WHAT YOU WILL DO: Give the material again in full, matching it exactly.

== DATA FOR THIS TASK

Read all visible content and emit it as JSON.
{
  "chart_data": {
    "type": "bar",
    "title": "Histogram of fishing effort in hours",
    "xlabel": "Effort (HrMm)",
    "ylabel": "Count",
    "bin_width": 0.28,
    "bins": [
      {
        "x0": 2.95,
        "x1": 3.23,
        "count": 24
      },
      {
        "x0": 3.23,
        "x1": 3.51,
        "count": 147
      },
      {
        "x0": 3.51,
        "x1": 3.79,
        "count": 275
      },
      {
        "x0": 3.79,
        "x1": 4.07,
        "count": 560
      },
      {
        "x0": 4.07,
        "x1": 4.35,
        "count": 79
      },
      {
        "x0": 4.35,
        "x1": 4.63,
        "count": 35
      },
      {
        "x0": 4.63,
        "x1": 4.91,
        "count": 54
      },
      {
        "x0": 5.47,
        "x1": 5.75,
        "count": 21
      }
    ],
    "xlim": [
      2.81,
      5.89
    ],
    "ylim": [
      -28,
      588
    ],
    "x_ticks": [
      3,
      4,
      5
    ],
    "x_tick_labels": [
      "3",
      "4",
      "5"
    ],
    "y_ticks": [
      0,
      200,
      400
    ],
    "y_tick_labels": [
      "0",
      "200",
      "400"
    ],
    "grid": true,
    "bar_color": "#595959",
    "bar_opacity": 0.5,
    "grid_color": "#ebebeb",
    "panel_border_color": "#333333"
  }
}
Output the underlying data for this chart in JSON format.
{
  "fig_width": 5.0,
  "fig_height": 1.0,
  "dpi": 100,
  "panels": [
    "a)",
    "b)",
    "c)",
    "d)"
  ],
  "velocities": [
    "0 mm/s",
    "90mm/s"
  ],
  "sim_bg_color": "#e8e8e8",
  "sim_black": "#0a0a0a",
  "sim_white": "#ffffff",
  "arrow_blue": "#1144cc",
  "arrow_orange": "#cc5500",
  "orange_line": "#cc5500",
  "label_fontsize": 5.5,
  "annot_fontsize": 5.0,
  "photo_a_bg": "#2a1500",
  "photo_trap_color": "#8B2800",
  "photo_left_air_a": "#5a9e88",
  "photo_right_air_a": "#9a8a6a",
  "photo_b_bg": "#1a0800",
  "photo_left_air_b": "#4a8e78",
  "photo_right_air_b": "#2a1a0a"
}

====

CORRECT OUTPUT:
Read all visible content and emit it as JSON.
{
  "chart_data": {
    "type": "bar",
    "title": "Histogram of fishing effort in hours",
    "xlabel": "Effort (HrMm)",
    "ylabel": "Count",
    "bin_width": 0.28,
    "bins": [
      {
        "x0": 2.95,
        "x1": 3.23,
        "count": 24
      },
      {
        "x0": 3.23,
        "x1": 3.51,
        "count": 147
      },
      {
        "x0": 3.51,
        "x1": 3.79,
        "count": 275
      },
      {
        "x0": 3.79,
        "x1": 4.07,
        "count": 560
      },
      {
        "x0": 4.07,
        "x1": 4.35,
        "count": 79
      },
      {
        "x0": 4.35,
        "x1": 4.63,
        "count": 35
      },
      {
        "x0": 4.63,
        "x1": 4.91,
        "count": 54
      },
      {
        "x0": 5.47,
        "x1": 5.75,
        "count": 21
      }
    ],
    "xlim": [
      2.81,
      5.89
    ],
    "ylim": [
      -28,
      588
    ],
    "x_ticks": [
      3,
      4,
      5
    ],
    "x_tick_labels": [
      "3",
      "4",
      "5"
    ],
    "y_ticks": [
      0,
      200,
      400
    ],
    "y_tick_labels": [
      "0",
      "200",
      "400"
    ],
    "grid": true,
    "bar_color": "#595959",
    "bar_opacity": 0.5,
    "grid_color": "#ebebeb",
    "panel_border_color": "#333333"
  }
}
Output the underlying data for this chart in JSON format.
{
  "fig_width": 5.0,
  "fig_height": 1.0,
  "dpi": 100,
  "panels": [
    "a)",
    "b)",
    "c)",
    "d)"
  ],
  "velocities": [
    "0 mm/s",
    "90mm/s"
  ],
  "sim_bg_color": "#e8e8e8",
  "sim_black": "#0a0a0a",
  "sim_white": "#ffffff",
  "arrow_blue": "#1144cc",
  "arrow_orange": "#cc5500",
  "orange_line": "#cc5500",
  "label_fontsize": 5.5,
  "annot_fontsize": 5.0,
  "photo_a_bg": "#2a1500",
  "photo_trap_color": "#8B2800",
  "photo_left_air_a": "#5a9e88",
  "photo_right_air_a": "#9a8a6a",
  "photo_b_bg": "#1a0800",
  "photo_left_air_b": "#4a8e78",
  "photo_right_air_b": "#2a1a0a"
}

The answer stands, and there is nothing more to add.